• **Written request**
Using the excerpt on Australia's milk market, answer these questions:
1. In 1999, which of the five largest milk manufacturers were cooperatives?
2. Which company owns Bonlac today?
3. What share of Australia's milk does Murray Goulburn supply?
Start Document excerpt
In 1999, the five largest milk manufacturers in Australia were Murray
Goulburn, Bonlac, Dairy Farmers Group (all three entities were cooperatives),
National Foods Ltd and Pauls/Parmalat.
Pauls/Parmalat, National Foods and Dairy Farmers Group dominated the market for
drinking milk sales (cumulatively they held an 80 per cent share of this
market) while the cooperatives of Murray Goulburn and Bonlac dominated the
manufacturing milk market, the two entities responsible for processing 55 per
cent of all Australia's manufacturing milk.
Today, Bonlac is owned by Fonterra, and the Dairy Farmers Group has been
acquired by National Foods. Fonterra (20 per cent),together with Murray
Goulburn (the largest remaining farmer owned cooperative, supplying 37 per cent
of Australia's milk) are the prominent market players in the manufacturing milk
market (Chart 2.5).
Chart 2.5: Market
share of milk volume (2008-09)
Source: Fonterra, Submission
10, Attachment 1, p. 2.
The remaining milk produced in Australia is sold into the domestic
drinking milk market which, like the manufacturing milk market, is dominated by
two players – National Foods and Parmalat (Chart 2.6).
Source: Figures from AMVA, Submission
32, p. 3.
Milk sold into the drinking milk market is marketed through various
channels including fast food outlets, supermarkets, independent grocers, corner
stores, and service stations. However, the sale of milk through the supermarket
channel has slowly been increasing; Dairy Australia noting a recent change in
the behaviour of the two large chains – they have embarked on a marketing
campaign encouraging consumers to make comparisons between their own generic
branded milk with that of branded products.
End Document excerpt
Start Records supplied
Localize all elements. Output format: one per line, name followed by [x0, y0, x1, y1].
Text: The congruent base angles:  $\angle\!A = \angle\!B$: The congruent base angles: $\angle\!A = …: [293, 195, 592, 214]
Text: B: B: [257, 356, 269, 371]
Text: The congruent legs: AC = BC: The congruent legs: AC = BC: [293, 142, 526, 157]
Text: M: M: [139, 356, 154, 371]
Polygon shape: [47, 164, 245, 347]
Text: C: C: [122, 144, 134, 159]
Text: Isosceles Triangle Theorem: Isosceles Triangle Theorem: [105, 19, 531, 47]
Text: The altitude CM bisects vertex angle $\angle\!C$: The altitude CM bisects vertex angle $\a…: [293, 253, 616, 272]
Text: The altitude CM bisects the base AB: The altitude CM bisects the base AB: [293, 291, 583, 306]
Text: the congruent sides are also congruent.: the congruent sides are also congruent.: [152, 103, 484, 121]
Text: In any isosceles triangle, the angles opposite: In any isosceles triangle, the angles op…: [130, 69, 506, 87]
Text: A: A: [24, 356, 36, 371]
End Records supplied
• **Answer to this task**
1. Murray Goulburn, Bonlac and Dairy Farmers Group
2. Fonterra
3. 37 per cent